Give back all the data exactly, line by line.

Records from a collection of figures
++++
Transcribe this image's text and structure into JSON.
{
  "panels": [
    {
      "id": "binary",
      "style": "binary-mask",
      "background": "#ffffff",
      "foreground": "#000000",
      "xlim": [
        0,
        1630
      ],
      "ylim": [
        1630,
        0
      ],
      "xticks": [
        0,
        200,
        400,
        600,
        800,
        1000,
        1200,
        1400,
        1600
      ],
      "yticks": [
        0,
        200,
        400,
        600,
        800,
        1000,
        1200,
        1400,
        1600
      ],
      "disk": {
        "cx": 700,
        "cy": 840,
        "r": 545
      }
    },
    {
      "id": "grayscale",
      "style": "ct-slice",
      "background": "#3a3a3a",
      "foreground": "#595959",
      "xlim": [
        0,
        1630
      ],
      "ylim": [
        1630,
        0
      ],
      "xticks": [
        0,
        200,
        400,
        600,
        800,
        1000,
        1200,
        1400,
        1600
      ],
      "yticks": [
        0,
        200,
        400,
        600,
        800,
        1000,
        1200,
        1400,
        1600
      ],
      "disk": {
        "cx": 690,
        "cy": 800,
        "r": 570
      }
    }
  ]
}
++++
__ANSWER TO THE PROBLEM__:
Transcribe this image's text and structure into JSON.
{
  "panels": [
    {
      "id": "binary",
      "style": "binary-mask",
      "background": "#ffffff",
      "foreground": "#000000",
      "xlim": [
        0,
        1630
      ],
      "ylim": [
        1630,
        0
      ],
      "xticks": [
        0,
        200,
        400,
        600,
        800,
        1000,
        1200,
        1400,
        1600
      ],
      "yticks": [
        0,
        200,
        400,
        600,
        800,
        1000,
        1200,
        1400,
        1600
      ],
      "disk": {
        "cx": 700,
        "cy": 840,
        "r": 545
      }
    },
    {
      "id": "grayscale",
      "style": "ct-slice",
      "background": "#3a3a3a",
      "foreground": "#595959",
      "xlim": [
        0,
        1630
      ],
      "ylim": [
        1630,
        0
      ],
      "xticks": [
        0,
        200,
        400,
        600,
        800,
        1000,
        1200,
        1400,
        1600
      ],
      "yticks": [
        0,
        200,
        400,
        600,
        800,
        1000,
        1200,
        1400,
        1600
      ],
      "disk": {
        "cx": 690,
        "cy": 800,
        "r": 570
      }
    }
  ]
}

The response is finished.